• _Instruction_
Reproduce the records below exactly as they appear.

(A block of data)
* begin *
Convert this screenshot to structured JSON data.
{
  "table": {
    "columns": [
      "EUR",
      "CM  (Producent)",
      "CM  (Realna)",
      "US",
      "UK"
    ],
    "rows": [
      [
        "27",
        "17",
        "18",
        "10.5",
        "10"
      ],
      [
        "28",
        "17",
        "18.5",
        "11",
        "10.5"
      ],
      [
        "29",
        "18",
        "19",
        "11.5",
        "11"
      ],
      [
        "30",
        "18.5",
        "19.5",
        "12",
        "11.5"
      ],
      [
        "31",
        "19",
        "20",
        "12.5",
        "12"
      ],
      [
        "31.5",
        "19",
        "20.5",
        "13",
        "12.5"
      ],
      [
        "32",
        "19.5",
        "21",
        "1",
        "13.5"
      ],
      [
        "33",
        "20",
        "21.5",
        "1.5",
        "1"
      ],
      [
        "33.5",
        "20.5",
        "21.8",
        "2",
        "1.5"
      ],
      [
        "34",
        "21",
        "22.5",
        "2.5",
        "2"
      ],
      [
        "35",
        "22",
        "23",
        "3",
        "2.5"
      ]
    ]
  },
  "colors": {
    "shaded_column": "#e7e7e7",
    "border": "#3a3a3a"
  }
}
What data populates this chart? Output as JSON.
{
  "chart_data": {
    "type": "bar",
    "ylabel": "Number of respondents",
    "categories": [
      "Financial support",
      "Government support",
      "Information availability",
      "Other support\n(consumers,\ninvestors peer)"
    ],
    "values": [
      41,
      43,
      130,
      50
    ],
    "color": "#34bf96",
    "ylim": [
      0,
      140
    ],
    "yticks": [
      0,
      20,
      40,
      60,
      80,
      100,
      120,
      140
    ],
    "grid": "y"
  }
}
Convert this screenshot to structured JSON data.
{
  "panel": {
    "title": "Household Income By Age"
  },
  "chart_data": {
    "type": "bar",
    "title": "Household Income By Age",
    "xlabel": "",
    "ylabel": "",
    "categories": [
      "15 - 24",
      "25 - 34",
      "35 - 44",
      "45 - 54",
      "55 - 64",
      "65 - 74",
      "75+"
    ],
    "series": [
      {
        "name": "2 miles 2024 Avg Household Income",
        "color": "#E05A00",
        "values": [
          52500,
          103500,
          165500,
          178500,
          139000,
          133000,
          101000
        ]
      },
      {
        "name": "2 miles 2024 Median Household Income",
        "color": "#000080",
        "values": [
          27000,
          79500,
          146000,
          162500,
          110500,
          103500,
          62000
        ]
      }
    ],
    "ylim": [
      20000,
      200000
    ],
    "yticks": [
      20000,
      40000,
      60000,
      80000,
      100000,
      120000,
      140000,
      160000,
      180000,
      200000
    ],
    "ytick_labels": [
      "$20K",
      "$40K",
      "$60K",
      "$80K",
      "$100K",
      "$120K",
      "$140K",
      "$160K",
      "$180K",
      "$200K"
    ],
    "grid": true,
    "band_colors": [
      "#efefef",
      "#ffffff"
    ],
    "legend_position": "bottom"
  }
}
* end *
• _In response_
Convert this screenshot to structured JSON data.
{
  "table": {
    "columns": [
      "EUR",
      "CM  (Producent)",
      "CM  (Realna)",
      "US",
      "UK"
    ],
    "rows": [
      [
        "27",
        "17",
        "18",
        "10.5",
        "10"
      ],
      [
        "28",
        "17",
        "18.5",
        "11",
        "10.5"
      ],
      [
        "29",
        "18",
        "19",
        "11.5",
        "11"
      ],
      [
        "30",
        "18.5",
        "19.5",
        "12",
        "11.5"
      ],
      [
        "31",
        "19",
        "20",
        "12.5",
        "12"
      ],
      [
        "31.5",
        "19",
        "20.5",
        "13",
        "12.5"
      ],
      [
        "32",
        "19.5",
        "21",
        "1",
        "13.5"
      ],
      [
        "33",
        "20",
        "21.5",
        "1.5",
        "1"
      ],
      [
        "33.5",
        "20.5",
        "21.8",
        "2",
        "1.5"
      ],
      [
        "34",
        "21",
        "22.5",
        "2.5",
        "2"
      ],
      [
        "35",
        "22",
        "23",
        "3",
        "2.5"
      ]
    ]
  },
  "colors": {
    "shaded_column": "#e7e7e7",
    "border": "#3a3a3a"
  }
}
What data populates this chart? Output as JSON.
{
  "chart_data": {
    "type": "bar",
    "ylabel": "Number of respondents",
    "categories": [
      "Financial support",
      "Government support",
      "Information availability",
      "Other support\n(consumers,\ninvestors peer)"
    ],
    "values": [
      41,
      43,
      130,
      50
    ],
    "color": "#34bf96",
    "ylim": [
      0,
      140
    ],
    "yticks": [
      0,
      20,
      40,
      60,
      80,
      100,
      120,
      140
    ],
    "grid": "y"
  }
}
Convert this screenshot to structured JSON data.
{
  "panel": {
    "title": "Household Income By Age"
  },
  "chart_data": {
    "type": "bar",
    "title": "Household Income By Age",
    "xlabel": "",
    "ylabel": "",
    "categories": [
      "15 - 24",
      "25 - 34",
      "35 - 44",
      "45 - 54",
      "55 - 64",
      "65 - 74",
      "75+"
    ],
    "series": [
      {
        "name": "2 miles 2024 Avg Household Income",
        "color": "#E05A00",
        "values": [
          52500,
          103500,
          165500,
          178500,
          139000,
          133000,
          101000
        ]
      },
      {
        "name": "2 miles 2024 Median Household Income",
        "color": "#000080",
        "values": [
          27000,
          79500,
          146000,
          162500,
          110500,
          103500,
          62000
        ]
      }
    ],
    "ylim": [
      20000,
      200000
    ],
    "yticks": [
      20000,
      40000,
      60000,
      80000,
      100000,
      120000,
      140000,
      160000,
      180000,
      200000
    ],
    "ytick_labels": [
      "$20K",
      "$40K",
      "$60K",
      "$80K",
      "$100K",
      "$120K",
      "$140K",
      "$160K",
      "$180K",
      "$200K"
    ],
    "grid": true,
    "band_colors": [
      "#efefef",
      "#ffffff"
    ],
    "legend_position": "bottom"
  }
}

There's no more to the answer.